Skip the pictures. Copy all the rest of the records down exactly.

• [Given data]:

□ □ □ □ □

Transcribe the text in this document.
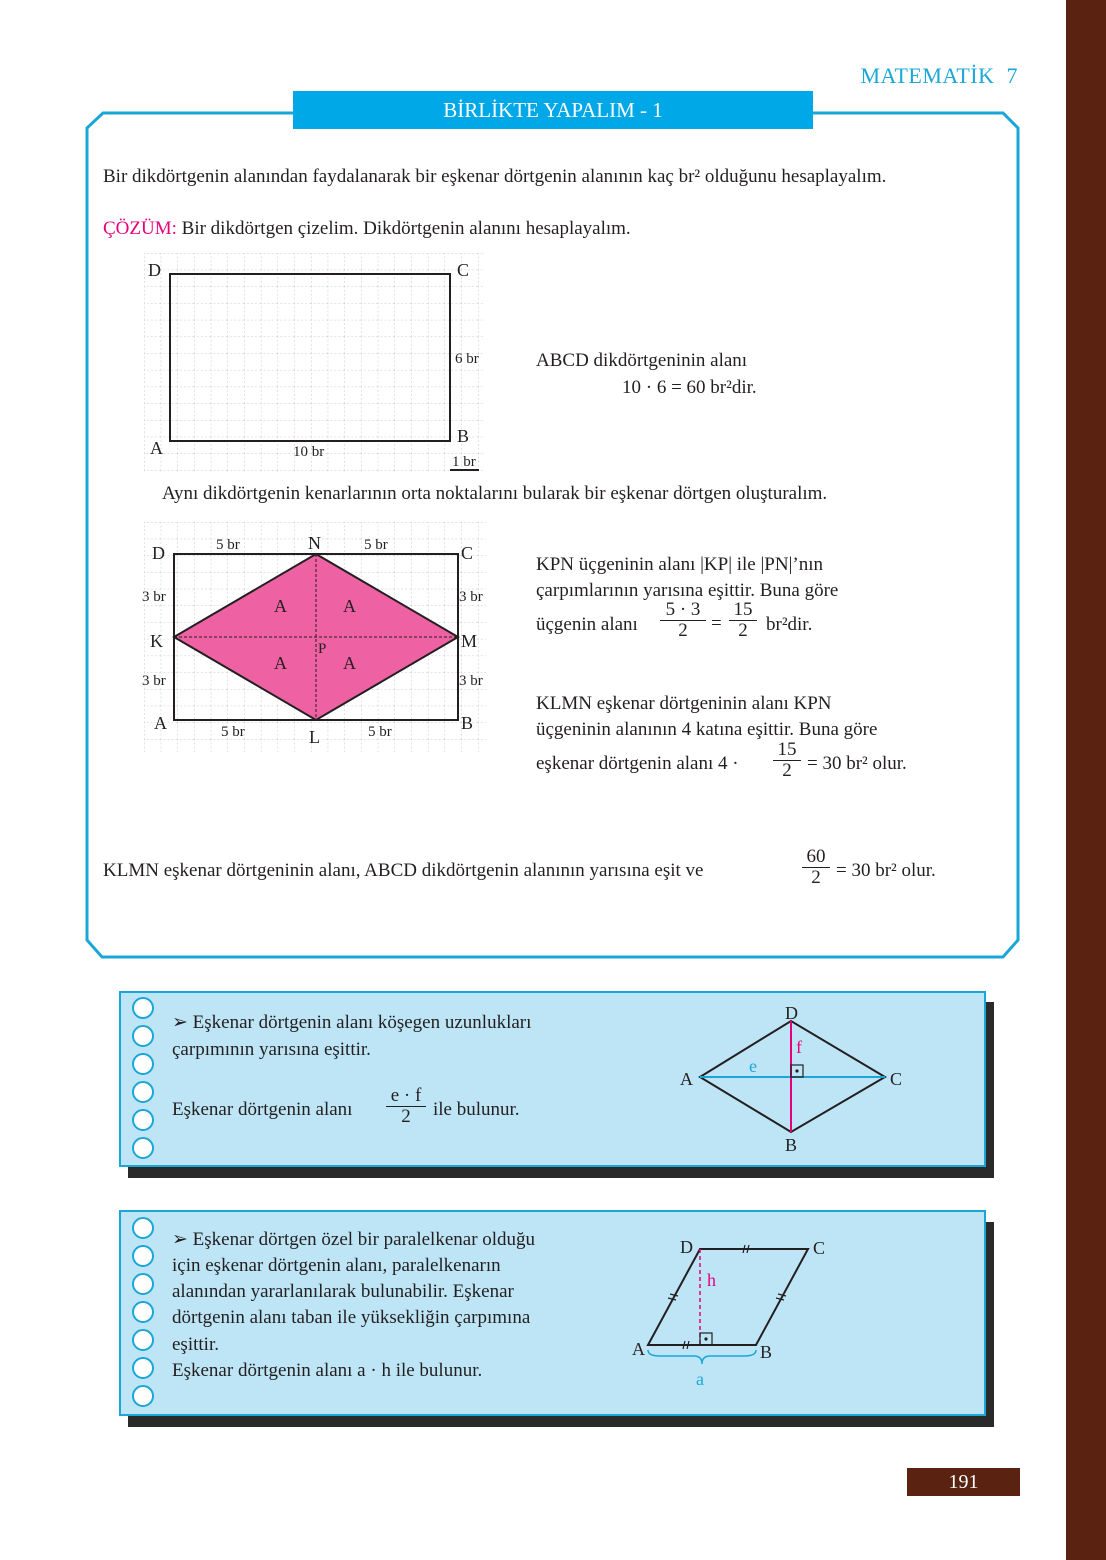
MATEMATİK 7
BİRLİKTE YAPALIM - 1
Bir dikdörtgenin alanından faydalanarak bir eşkenar dörtgenin alanının kaç br² olduğunu hesaplayalım.
ÇÖZÜM: Bir dikdörtgen çizelim. Dikdörtgenin alanını hesaplayalım.
D	C
A
B
6 br
10 br
1 br
ABCD dikdörtgeninin alanı
10 · 6 = 60 br²dir.
Aynı dikdörtgenin kenarlarının orta noktalarını bularak bir eşkenar dörtgen oluşturalım.
D	C
A	B
N
K	M
L
P
A	A
A	A
5 br	5 br
5 br	5 br
3 br
3 br
3 br
3 br
KPN üçgeninin alanı |KP| ile |PN|’nın
çarpımlarının yarısına eşittir. Buna göre
üçgenin alanı $\frac{5 \cdot 3}{2} = \frac{15}{2} br^2dir$.
KLMN eşkenar dörtgeninin alanı KPN
üçgeninin alanının 4 katına eşittir. Buna göre
eşkenar dörtgenin alanı $4 \cdot \frac{15}{2} = 30$ br² olur.
KLMN eşkenar dörtgeninin alanı, ABCD dikdörtgenin alanının yarısına eşit ve	$\frac{60}{2} = 30$ br² olur.
➢ Eşkenar dörtgenin alanı köşegen uzunlukları
çarpımının yarısına eşittir.
Eşkenar dörtgenin alanı $\frac{e \cdot f}{2}$ ile bulunur.
D
A	C
B
e
f
➢ Eşkenar dörtgen özel bir paralelkenar olduğu
için eşkenar dörtgenin alanı, paralelkenarın
alanından yararlanılarak bulunabilir. Eşkenar
dörtgenin alanı taban ile yüksekliğin çarpımına
eşittir.
Eşkenar dörtgenin alanı a · h ile bulunur.
D	C
A	B
h
a
191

□ □ □ □ □

• [Exercise response]:
Transcribe the text in this document.
MATEMATİK 7
BİRLİKTE YAPALIM - 1
Bir dikdörtgenin alanından faydalanarak bir eşkenar dörtgenin alanının kaç br² olduğunu hesaplayalım.
ÇÖZÜM: Bir dikdörtgen çizelim. Dikdörtgenin alanını hesaplayalım.
D	C
A
B
6 br
10 br
1 br
ABCD dikdörtgeninin alanı
10 · 6 = 60 br²dir.
Aynı dikdörtgenin kenarlarının orta noktalarını bularak bir eşkenar dörtgen oluşturalım.
D	C
A	B
N
K	M
L
P
A	A
A	A
5 br	5 br
5 br	5 br
3 br
3 br
3 br
3 br
KPN üçgeninin alanı |KP| ile |PN|’nın
çarpımlarının yarısına eşittir. Buna göre
üçgenin alanı $\frac{5 \cdot 3}{2} = \frac{15}{2} br^2dir$.
KLMN eşkenar dörtgeninin alanı KPN
üçgeninin alanının 4 katına eşittir. Buna göre
eşkenar dörtgenin alanı $4 \cdot \frac{15}{2} = 30$ br² olur.
KLMN eşkenar dörtgeninin alanı, ABCD dikdörtgenin alanının yarısına eşit ve	$\frac{60}{2} = 30$ br² olur.
➢ Eşkenar dörtgenin alanı köşegen uzunlukları
çarpımının yarısına eşittir.
Eşkenar dörtgenin alanı $\frac{e \cdot f}{2}$ ile bulunur.
D
A	C
B
e
f
➢ Eşkenar dörtgen özel bir paralelkenar olduğu
için eşkenar dörtgenin alanı, paralelkenarın
alanından yararlanılarak bulunabilir. Eşkenar
dörtgenin alanı taban ile yüksekliğin çarpımına
eşittir.
Eşkenar dörtgenin alanı a · h ile bulunur.
D	C
A	B
h
a
191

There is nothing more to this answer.